## Input records
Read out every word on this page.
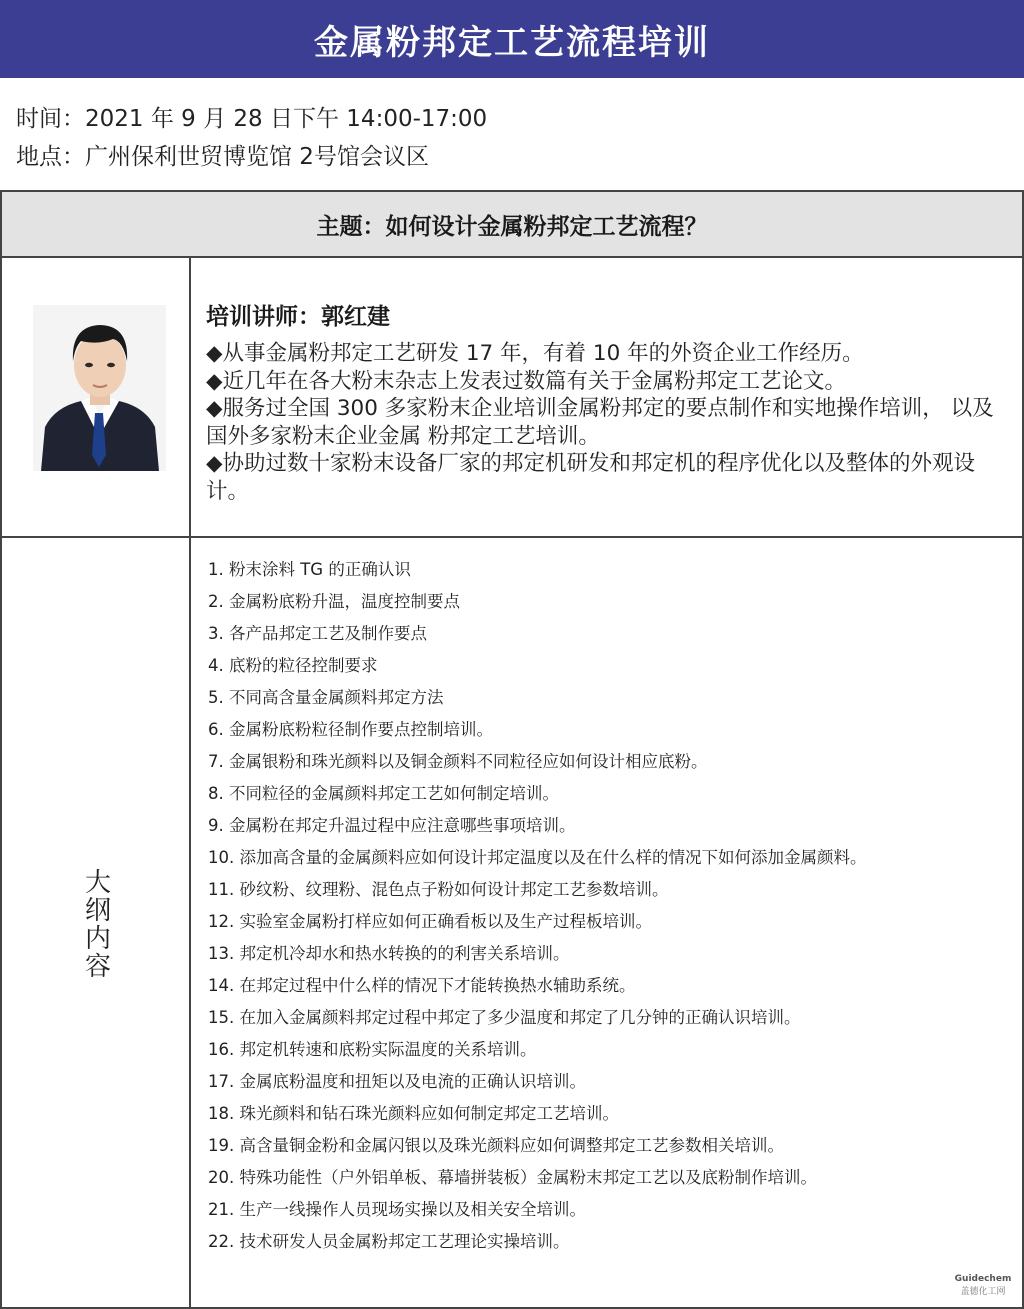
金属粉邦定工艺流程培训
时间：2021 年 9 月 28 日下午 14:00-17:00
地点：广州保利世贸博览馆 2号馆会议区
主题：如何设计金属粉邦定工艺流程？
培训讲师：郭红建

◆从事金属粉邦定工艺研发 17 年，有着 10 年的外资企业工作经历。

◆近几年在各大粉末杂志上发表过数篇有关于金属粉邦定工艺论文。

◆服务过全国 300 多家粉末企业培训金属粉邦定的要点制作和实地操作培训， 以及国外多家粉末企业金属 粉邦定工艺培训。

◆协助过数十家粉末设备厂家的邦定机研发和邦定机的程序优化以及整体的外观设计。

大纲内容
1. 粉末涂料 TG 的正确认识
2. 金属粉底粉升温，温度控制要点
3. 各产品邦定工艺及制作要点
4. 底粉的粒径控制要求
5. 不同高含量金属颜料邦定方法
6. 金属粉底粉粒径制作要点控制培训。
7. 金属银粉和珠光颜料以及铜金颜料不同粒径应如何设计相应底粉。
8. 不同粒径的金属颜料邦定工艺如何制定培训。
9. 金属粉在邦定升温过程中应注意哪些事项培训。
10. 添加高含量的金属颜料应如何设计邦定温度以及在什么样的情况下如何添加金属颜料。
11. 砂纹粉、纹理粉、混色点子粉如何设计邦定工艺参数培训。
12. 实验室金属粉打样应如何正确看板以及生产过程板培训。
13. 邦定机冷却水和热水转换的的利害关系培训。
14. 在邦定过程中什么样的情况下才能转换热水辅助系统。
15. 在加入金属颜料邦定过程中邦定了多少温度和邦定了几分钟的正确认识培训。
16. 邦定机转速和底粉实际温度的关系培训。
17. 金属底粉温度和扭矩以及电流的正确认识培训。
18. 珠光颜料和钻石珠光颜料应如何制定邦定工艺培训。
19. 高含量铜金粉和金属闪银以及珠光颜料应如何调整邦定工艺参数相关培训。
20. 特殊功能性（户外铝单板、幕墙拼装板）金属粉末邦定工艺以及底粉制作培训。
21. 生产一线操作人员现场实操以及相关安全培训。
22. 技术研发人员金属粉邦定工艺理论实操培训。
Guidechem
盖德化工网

--

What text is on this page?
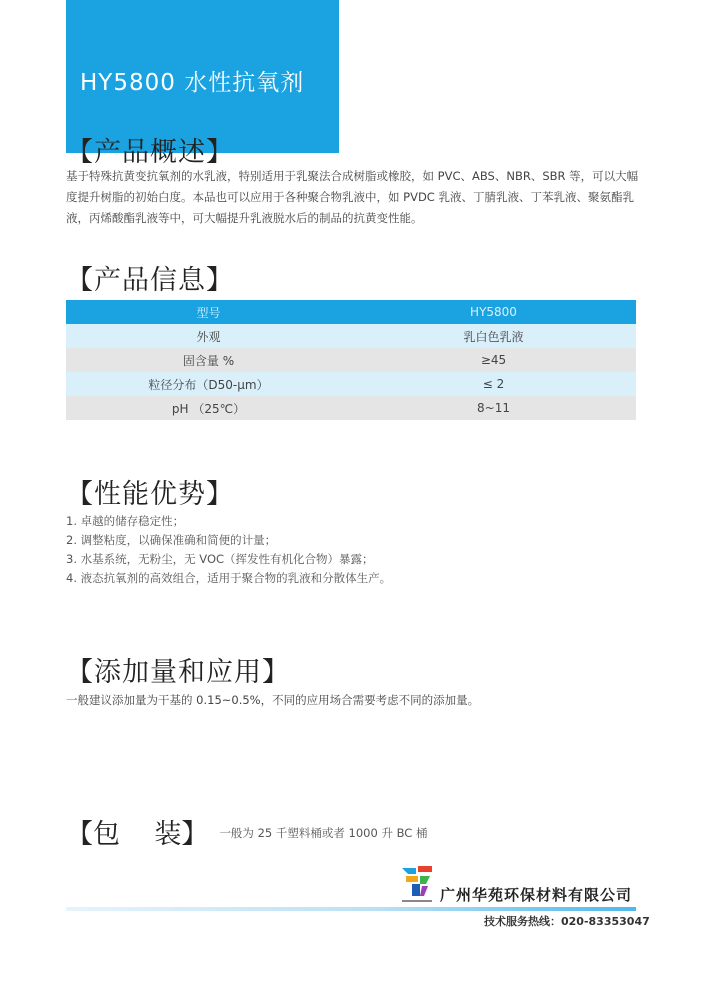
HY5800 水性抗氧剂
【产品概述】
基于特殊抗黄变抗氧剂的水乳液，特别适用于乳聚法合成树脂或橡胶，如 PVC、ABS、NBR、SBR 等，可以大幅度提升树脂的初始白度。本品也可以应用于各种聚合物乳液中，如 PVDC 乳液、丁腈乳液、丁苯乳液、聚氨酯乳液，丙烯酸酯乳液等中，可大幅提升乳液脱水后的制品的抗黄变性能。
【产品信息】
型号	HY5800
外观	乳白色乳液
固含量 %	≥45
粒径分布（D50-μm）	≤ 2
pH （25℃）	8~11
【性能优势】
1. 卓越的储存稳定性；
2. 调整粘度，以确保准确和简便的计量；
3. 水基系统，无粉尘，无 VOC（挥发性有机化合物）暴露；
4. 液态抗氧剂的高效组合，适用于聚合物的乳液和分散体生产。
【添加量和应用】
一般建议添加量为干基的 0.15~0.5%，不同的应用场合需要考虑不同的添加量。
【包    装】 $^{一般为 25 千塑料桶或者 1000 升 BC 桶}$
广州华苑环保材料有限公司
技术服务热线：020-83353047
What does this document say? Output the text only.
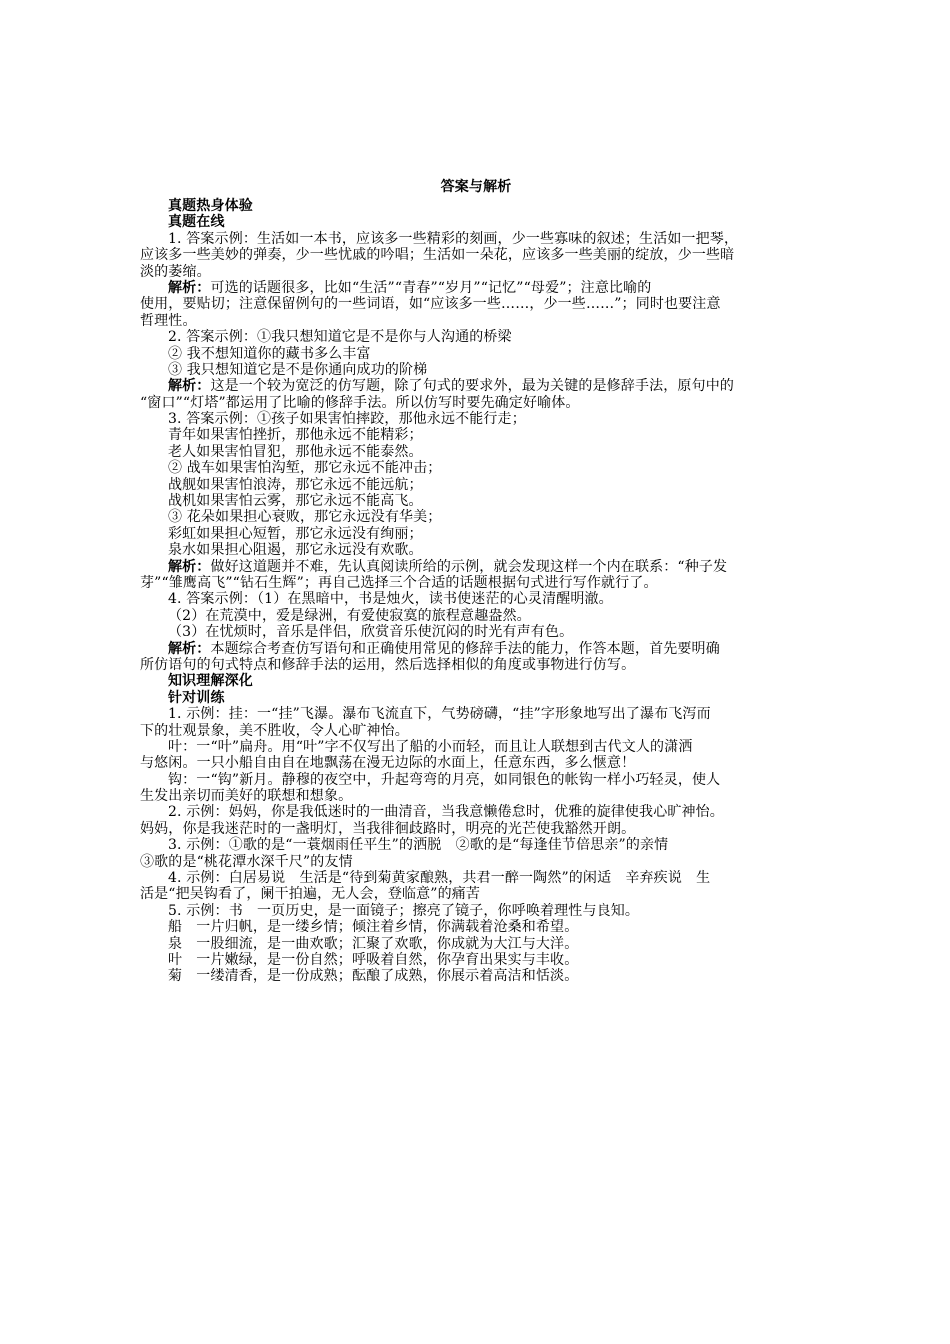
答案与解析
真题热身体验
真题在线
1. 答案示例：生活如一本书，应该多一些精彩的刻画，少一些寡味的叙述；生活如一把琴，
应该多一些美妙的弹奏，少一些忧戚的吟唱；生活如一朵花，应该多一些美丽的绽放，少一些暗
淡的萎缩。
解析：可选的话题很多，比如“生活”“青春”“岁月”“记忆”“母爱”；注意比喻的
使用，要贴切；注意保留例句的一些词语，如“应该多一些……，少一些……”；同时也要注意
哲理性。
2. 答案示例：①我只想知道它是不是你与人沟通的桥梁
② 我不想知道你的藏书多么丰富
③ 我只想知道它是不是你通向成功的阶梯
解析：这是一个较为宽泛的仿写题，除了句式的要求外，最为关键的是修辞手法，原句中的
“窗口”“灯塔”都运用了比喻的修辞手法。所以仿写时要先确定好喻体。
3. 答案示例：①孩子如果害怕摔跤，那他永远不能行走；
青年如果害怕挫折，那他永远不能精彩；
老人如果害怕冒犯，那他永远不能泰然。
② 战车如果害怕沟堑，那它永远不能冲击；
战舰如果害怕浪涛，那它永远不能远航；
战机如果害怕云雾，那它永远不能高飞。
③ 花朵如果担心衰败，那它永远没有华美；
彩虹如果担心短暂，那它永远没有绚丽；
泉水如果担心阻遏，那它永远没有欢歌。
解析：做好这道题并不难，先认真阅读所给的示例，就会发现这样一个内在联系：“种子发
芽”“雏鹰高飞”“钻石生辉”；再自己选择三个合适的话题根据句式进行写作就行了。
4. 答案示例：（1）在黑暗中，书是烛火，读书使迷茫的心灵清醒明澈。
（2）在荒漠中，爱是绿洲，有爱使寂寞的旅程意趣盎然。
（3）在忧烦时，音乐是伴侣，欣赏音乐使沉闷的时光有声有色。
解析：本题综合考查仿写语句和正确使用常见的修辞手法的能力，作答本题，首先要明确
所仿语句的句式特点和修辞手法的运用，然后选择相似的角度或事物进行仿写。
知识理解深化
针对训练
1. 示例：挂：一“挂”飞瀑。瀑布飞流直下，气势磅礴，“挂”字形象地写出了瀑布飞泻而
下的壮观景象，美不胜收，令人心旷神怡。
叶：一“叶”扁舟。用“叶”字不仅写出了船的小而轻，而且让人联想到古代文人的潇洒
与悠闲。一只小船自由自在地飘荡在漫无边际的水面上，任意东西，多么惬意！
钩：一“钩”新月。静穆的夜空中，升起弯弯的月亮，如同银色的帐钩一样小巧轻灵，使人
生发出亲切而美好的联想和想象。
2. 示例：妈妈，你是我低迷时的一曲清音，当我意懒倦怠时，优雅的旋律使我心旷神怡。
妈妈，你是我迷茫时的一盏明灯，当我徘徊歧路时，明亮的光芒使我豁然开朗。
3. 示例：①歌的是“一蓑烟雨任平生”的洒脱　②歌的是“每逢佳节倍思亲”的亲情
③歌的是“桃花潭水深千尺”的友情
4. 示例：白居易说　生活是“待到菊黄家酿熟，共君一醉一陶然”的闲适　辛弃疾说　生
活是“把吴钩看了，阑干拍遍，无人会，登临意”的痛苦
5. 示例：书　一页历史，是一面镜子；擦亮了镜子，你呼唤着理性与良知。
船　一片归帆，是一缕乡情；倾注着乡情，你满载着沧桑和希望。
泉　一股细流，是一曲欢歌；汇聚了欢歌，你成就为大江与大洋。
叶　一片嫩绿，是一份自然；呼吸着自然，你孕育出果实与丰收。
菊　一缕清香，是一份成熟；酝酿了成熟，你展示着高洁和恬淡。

---

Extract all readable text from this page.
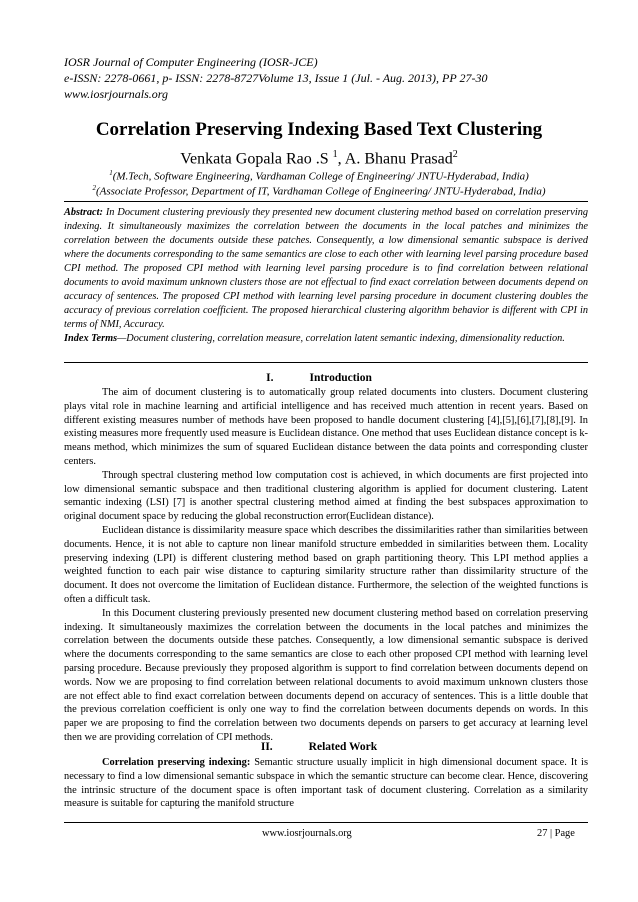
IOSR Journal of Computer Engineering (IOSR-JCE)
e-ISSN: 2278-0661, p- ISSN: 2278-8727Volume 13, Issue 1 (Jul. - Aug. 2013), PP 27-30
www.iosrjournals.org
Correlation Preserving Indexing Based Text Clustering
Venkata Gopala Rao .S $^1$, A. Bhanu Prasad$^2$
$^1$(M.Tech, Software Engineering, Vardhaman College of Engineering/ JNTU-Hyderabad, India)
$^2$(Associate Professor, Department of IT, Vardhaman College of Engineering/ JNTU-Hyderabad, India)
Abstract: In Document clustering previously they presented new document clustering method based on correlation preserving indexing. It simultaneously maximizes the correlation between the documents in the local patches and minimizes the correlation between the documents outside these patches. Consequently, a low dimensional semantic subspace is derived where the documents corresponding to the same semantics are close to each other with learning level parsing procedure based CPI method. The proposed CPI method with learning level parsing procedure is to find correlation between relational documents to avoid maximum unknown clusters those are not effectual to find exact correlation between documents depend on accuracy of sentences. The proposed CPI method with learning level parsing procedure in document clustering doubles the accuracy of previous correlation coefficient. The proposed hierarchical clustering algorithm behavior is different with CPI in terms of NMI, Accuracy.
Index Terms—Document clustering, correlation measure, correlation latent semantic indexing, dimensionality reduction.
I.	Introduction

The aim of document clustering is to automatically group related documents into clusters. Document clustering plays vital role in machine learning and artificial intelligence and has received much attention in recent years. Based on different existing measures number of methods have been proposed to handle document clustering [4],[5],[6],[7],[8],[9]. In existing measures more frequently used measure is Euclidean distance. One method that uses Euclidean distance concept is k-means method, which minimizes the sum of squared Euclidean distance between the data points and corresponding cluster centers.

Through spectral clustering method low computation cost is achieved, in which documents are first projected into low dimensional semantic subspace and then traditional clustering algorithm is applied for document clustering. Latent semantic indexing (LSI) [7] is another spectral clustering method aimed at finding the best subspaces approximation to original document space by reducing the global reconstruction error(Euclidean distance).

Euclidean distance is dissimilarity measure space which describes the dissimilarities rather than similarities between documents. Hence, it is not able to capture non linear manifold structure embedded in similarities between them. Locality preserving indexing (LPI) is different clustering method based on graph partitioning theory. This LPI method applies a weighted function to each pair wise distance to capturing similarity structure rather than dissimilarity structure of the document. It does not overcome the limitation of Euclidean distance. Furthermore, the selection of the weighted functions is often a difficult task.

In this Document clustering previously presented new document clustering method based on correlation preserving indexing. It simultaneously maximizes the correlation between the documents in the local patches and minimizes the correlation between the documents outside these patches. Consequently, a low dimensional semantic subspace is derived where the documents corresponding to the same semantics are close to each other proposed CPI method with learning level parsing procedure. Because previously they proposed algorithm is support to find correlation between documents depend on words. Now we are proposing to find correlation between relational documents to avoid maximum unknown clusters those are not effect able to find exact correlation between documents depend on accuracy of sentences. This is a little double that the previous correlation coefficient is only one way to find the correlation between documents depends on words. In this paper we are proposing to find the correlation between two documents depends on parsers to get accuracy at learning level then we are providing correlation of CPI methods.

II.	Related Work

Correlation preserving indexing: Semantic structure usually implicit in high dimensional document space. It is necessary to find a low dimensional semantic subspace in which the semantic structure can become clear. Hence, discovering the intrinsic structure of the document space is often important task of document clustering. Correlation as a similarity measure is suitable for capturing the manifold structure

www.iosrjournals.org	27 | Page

## What to do
Check each line of the records for the string "task" and state how many lines contain it. Give only the number.

## Exercise answer
2